((

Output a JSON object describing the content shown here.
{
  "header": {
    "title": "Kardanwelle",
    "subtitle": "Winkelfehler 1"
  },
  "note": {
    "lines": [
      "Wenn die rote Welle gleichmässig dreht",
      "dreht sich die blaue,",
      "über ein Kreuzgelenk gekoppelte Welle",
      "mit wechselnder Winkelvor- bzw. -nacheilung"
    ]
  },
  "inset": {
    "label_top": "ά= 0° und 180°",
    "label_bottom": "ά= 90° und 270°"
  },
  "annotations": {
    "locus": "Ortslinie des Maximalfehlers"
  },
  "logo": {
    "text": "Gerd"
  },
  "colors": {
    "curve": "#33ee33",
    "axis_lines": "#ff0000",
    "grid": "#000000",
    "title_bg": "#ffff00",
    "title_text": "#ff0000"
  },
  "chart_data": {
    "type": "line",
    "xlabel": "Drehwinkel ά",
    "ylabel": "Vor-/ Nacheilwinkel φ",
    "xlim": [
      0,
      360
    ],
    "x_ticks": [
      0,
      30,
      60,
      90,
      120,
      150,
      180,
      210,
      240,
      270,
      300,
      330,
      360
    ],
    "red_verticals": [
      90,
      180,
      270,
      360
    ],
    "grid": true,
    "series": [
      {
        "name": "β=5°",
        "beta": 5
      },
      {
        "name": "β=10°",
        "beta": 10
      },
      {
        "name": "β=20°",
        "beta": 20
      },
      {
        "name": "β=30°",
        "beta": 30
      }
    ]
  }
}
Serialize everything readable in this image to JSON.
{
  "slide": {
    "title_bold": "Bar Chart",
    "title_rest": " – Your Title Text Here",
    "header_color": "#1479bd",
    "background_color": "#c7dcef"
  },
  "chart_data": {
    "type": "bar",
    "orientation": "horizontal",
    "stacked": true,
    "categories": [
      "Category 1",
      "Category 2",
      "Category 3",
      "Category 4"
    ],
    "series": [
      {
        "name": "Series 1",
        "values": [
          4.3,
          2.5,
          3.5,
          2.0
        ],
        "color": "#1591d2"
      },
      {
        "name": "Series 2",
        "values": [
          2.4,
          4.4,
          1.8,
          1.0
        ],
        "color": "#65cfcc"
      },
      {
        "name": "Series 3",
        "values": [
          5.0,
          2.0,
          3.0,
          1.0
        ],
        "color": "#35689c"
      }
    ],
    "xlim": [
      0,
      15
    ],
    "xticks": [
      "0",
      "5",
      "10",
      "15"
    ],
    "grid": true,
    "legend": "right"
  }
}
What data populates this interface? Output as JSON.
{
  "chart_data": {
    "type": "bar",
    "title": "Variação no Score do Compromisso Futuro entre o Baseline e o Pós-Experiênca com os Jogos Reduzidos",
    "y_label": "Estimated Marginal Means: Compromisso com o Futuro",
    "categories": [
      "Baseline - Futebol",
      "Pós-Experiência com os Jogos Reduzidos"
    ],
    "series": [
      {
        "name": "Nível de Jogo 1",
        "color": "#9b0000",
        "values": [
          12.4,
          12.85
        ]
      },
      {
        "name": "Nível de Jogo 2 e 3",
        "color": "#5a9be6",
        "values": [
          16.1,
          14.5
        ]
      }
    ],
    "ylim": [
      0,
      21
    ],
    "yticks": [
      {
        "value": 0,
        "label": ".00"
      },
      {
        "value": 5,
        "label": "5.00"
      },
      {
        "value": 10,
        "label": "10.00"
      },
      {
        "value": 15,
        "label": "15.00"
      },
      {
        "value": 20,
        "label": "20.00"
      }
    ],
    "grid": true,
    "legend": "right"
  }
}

))

The request | Among the entries, how many lines include the word "Category"? Answer with a single number and nothing further.

Task result | 4